>> Start
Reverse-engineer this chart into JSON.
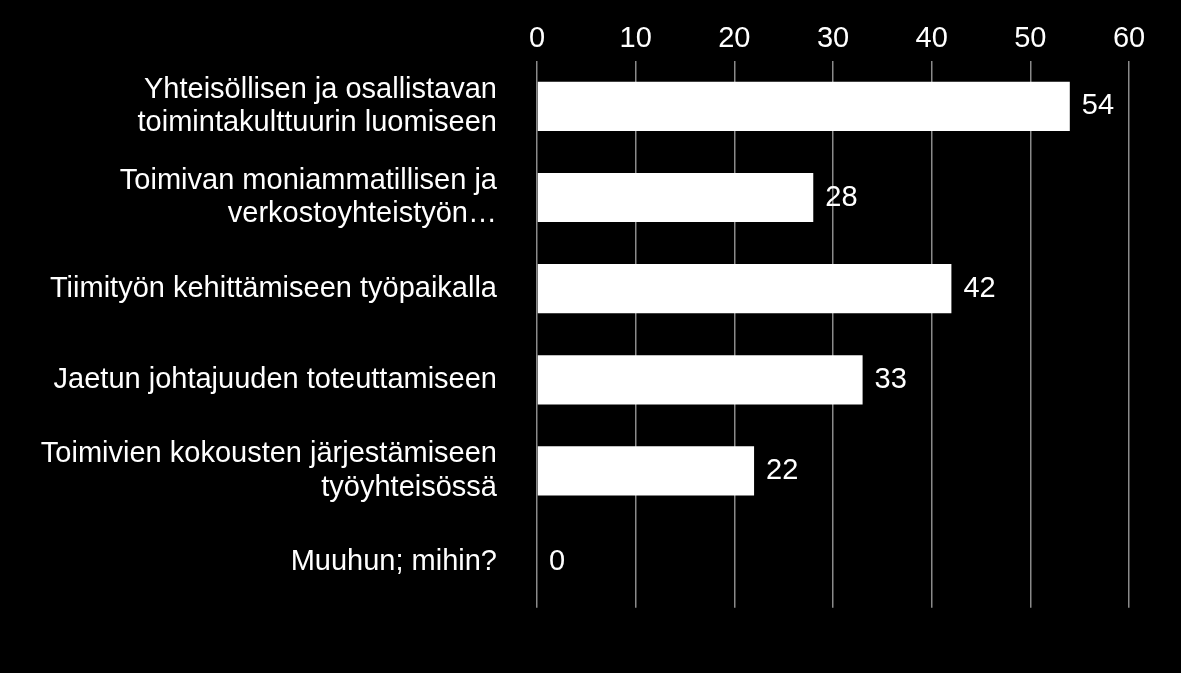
{
  "chart_data": {
    "type": "bar",
    "orientation": "horizontal",
    "categories": [
      "Yhteisöllisen ja osallistavan toimintakulttuurin luomiseen",
      "Toimivan moniammatillisen ja verkostoyhteistyön…",
      "Tiimityön kehittämiseen työpaikalla",
      "Jaetun johtajuuden toteuttamiseen",
      "Toimivien kokousten järjestämiseen työyhteisössä",
      "Muuhun; mihin?"
    ],
    "values": [
      54,
      28,
      42,
      33,
      22,
      0
    ],
    "color": "#ffffff",
    "xlim": [
      0,
      60
    ],
    "xticks": [
      0,
      10,
      20,
      30,
      40,
      50,
      60
    ],
    "grid": "x",
    "legend": false,
    "data_labels": true
  }
}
>> End
Using the material above, set down every line exactly, but skip the pictures.

__Final answer__
Reverse-engineer this chart into JSON.
{
  "chart_data": {
    "type": "bar",
    "orientation": "horizontal",
    "categories": [
      "Yhteisöllisen ja osallistavan toimintakulttuurin luomiseen",
      "Toimivan moniammatillisen ja verkostoyhteistyön…",
      "Tiimityön kehittämiseen työpaikalla",
      "Jaetun johtajuuden toteuttamiseen",
      "Toimivien kokousten järjestämiseen työyhteisössä",
      "Muuhun; mihin?"
    ],
    "values": [
      54,
      28,
      42,
      33,
      22,
      0
    ],
    "color": "#ffffff",
    "xlim": [
      0,
      60
    ],
    "xticks": [
      0,
      10,
      20,
      30,
      40,
      50,
      60
    ],
    "grid": "x",
    "legend": false,
    "data_labels": true
  }
}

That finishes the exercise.